## [Challenge]
All entries must be extracted exactly, with nothing added or dropped.

## [Listed records]
Begin

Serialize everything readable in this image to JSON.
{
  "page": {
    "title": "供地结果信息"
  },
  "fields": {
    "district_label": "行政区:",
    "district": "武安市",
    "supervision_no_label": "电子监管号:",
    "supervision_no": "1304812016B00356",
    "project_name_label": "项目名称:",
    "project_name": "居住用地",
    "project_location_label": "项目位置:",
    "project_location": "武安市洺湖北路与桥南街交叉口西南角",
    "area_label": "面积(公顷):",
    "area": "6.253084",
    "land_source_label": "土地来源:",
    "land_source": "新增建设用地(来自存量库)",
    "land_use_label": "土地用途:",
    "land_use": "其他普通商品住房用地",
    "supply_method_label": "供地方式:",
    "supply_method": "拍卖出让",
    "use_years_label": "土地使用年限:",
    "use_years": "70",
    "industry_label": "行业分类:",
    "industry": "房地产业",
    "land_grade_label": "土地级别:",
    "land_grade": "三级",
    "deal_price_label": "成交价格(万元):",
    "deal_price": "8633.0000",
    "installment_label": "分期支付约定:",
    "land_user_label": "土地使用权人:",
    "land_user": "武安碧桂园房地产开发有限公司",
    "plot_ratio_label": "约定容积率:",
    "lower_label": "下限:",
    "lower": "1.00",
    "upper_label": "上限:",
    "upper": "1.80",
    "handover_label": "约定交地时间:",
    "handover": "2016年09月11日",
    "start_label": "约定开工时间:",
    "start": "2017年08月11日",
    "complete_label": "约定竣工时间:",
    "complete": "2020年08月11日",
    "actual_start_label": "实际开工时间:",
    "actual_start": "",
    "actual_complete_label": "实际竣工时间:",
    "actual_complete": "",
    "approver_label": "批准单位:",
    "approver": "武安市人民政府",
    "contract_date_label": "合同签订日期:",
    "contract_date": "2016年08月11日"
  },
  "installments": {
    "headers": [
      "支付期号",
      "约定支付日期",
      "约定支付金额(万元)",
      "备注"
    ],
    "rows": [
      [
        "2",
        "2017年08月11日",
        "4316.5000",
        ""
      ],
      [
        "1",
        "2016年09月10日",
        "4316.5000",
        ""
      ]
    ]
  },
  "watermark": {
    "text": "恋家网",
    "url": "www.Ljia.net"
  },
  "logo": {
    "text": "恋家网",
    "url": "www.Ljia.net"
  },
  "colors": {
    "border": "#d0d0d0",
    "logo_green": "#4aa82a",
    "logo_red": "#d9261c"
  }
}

End

## [Output of the exercise]
Serialize everything readable in this image to JSON.
{
  "page": {
    "title": "供地结果信息"
  },
  "fields": {
    "district_label": "行政区:",
    "district": "武安市",
    "supervision_no_label": "电子监管号:",
    "supervision_no": "1304812016B00356",
    "project_name_label": "项目名称:",
    "project_name": "居住用地",
    "project_location_label": "项目位置:",
    "project_location": "武安市洺湖北路与桥南街交叉口西南角",
    "area_label": "面积(公顷):",
    "area": "6.253084",
    "land_source_label": "土地来源:",
    "land_source": "新增建设用地(来自存量库)",
    "land_use_label": "土地用途:",
    "land_use": "其他普通商品住房用地",
    "supply_method_label": "供地方式:",
    "supply_method": "拍卖出让",
    "use_years_label": "土地使用年限:",
    "use_years": "70",
    "industry_label": "行业分类:",
    "industry": "房地产业",
    "land_grade_label": "土地级别:",
    "land_grade": "三级",
    "deal_price_label": "成交价格(万元):",
    "deal_price": "8633.0000",
    "installment_label": "分期支付约定:",
    "land_user_label": "土地使用权人:",
    "land_user": "武安碧桂园房地产开发有限公司",
    "plot_ratio_label": "约定容积率:",
    "lower_label": "下限:",
    "lower": "1.00",
    "upper_label": "上限:",
    "upper": "1.80",
    "handover_label": "约定交地时间:",
    "handover": "2016年09月11日",
    "start_label": "约定开工时间:",
    "start": "2017年08月11日",
    "complete_label": "约定竣工时间:",
    "complete": "2020年08月11日",
    "actual_start_label": "实际开工时间:",
    "actual_start": "",
    "actual_complete_label": "实际竣工时间:",
    "actual_complete": "",
    "approver_label": "批准单位:",
    "approver": "武安市人民政府",
    "contract_date_label": "合同签订日期:",
    "contract_date": "2016年08月11日"
  },
  "installments": {
    "headers": [
      "支付期号",
      "约定支付日期",
      "约定支付金额(万元)",
      "备注"
    ],
    "rows": [
      [
        "2",
        "2017年08月11日",
        "4316.5000",
        ""
      ],
      [
        "1",
        "2016年09月10日",
        "4316.5000",
        ""
      ]
    ]
  },
  "watermark": {
    "text": "恋家网",
    "url": "www.Ljia.net"
  },
  "logo": {
    "text": "恋家网",
    "url": "www.Ljia.net"
  },
  "colors": {
    "border": "#d0d0d0",
    "logo_green": "#4aa82a",
    "logo_red": "#d9261c"
  }
}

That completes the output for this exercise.